» What is required
Can you retype the passage below on symptoms reported with doxycycline, mefloquine and placebo word for word, from start to finish?

» Extracted text

During the first week of the study, a symptom was spontaneously reported by 69 (34%) participants: 30% of those receiving doxycycline (20 of 66; P > 0.2 [relative to placebo]), 37% of those receiving mefloquine (25 of 68; P > 0.2), and 35% of those receiving placebo (24 of 68). Gastrointestinal symptoms were reported by 22 (11%) participants during the first week of the study: 9.1% (P > 0.2 [relative to placebo]) of the doxycycline group, 16.2% (P = 0.09) of the mefloquine group, and 7.4% of the placebo group. No statistically significant differences were seen in the first week for any symptom, including neurologic symptom.
An exit questionnaire was conducted during the last month of the study. The only statistically significant finding was that more doxycycline recipients noted nausea if they did not take the drug with food: Twenty-two (35%) doxycycline recipients compared with 9 (14%) mefloquine recipients (P = 0.003) and 2 (11%) placebo recipients (P = 0.03) noted this symptoms.

» Provided information

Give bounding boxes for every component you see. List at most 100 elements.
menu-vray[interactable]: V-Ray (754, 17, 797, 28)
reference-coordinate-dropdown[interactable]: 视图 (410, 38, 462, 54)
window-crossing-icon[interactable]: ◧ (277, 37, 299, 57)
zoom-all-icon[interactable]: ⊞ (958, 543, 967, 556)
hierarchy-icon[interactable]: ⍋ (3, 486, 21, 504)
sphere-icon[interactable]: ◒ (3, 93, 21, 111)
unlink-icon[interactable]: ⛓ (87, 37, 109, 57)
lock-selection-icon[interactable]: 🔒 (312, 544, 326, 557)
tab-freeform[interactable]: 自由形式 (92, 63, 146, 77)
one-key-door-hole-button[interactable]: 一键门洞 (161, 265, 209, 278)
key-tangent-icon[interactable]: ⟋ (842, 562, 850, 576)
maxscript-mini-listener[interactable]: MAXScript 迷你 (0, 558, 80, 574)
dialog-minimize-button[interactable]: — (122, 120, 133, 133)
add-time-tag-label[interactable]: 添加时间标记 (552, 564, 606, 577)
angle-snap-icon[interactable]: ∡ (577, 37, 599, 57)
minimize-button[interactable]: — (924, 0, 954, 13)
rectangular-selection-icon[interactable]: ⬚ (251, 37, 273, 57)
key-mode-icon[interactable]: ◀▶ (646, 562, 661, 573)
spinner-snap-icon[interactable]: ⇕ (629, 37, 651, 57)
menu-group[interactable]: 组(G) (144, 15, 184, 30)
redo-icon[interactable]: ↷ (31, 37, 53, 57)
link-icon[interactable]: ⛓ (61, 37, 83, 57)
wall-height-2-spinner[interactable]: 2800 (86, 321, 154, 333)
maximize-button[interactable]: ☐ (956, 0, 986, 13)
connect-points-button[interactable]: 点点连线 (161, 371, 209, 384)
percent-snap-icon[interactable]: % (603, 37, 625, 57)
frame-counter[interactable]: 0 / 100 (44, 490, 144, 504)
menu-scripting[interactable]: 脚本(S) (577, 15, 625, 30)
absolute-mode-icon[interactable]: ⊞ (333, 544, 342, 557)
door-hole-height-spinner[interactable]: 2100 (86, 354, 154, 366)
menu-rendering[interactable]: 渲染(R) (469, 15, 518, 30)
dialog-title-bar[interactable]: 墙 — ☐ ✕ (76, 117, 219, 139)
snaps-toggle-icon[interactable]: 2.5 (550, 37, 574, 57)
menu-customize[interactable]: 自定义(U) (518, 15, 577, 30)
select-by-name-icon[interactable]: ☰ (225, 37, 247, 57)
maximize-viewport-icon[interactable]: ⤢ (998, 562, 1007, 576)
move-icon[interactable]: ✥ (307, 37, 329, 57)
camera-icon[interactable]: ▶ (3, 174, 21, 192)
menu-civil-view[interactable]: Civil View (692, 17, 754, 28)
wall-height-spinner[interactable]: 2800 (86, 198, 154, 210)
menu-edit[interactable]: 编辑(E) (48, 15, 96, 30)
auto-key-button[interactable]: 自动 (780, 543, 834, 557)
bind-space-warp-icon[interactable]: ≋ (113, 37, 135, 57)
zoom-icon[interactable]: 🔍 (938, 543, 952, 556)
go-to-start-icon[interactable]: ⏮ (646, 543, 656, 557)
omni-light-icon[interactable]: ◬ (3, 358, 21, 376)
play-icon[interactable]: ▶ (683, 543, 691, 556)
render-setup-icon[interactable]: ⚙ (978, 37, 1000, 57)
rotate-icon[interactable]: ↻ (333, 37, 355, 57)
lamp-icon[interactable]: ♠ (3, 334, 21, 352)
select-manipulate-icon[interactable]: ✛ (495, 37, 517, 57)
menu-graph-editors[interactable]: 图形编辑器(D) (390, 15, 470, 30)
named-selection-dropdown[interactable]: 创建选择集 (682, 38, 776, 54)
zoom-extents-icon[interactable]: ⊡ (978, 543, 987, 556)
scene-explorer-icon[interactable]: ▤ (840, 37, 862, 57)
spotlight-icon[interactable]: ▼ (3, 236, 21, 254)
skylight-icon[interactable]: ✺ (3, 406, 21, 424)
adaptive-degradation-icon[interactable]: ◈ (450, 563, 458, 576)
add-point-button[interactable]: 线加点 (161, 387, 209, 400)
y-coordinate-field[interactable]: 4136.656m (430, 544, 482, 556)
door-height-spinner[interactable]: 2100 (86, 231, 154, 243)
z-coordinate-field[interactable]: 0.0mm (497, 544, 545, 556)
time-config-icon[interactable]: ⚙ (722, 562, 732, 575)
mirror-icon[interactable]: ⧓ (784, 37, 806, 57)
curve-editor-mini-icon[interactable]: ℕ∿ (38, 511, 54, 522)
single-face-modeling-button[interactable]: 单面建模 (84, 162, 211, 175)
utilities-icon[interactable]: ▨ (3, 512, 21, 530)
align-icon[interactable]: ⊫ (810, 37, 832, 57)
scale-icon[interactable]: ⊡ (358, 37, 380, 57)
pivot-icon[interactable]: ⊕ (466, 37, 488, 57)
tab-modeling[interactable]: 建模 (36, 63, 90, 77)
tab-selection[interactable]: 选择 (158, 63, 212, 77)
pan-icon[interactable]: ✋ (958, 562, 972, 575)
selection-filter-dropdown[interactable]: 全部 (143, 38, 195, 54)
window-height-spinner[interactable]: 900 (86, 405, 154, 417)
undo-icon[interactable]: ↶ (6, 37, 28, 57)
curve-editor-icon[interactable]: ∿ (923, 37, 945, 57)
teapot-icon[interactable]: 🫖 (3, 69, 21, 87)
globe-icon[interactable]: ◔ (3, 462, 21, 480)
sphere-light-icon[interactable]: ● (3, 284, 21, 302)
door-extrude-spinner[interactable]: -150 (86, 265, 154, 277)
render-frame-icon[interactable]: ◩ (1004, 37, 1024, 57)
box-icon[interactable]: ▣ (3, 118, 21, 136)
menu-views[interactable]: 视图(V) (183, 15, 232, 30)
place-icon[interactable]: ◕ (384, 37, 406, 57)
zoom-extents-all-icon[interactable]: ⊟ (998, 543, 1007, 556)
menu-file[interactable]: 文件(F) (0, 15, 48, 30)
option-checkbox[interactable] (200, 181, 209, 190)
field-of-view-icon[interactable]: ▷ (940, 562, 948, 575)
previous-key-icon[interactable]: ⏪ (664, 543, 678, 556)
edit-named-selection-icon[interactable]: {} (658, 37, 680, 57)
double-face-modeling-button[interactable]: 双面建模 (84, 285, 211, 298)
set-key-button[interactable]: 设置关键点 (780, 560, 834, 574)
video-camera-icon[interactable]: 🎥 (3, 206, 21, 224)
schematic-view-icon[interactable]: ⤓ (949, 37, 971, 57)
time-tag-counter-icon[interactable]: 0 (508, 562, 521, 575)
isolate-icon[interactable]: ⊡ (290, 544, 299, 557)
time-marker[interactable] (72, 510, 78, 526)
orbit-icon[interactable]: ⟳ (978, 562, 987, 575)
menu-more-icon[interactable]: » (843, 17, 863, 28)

» Written response
During the first week of the study, a symptom was spontaneously reported by 69 (34%) participants: 30% of those receiving doxycycline (20 of 66; P > 0.2 [relative to placebo]), 37% of those receiving mefloquine (25 of 68; P > 0.2), and 35% of those receiving placebo (24 of 68). Gastrointestinal symptoms were reported by 22 (11%) participants during the first week of the study: 9.1% (P > 0.2 [relative to placebo]) of the doxycycline group, 16.2% (P = 0.09) of the mefloquine group, and 7.4% of the placebo group. No statistically significant differences were seen in the first week for any symptom, including neurologic symptom.
An exit questionnaire was conducted during the last month of the study. The only statistically significant finding was that more doxycycline recipients noted nausea if they did not take the drug with food: Twenty-two (35%) doxycycline recipients compared with 9 (14%) mefloquine recipients (P = 0.003) and 2 (11%) placebo recipients (P = 0.03) noted this symptoms.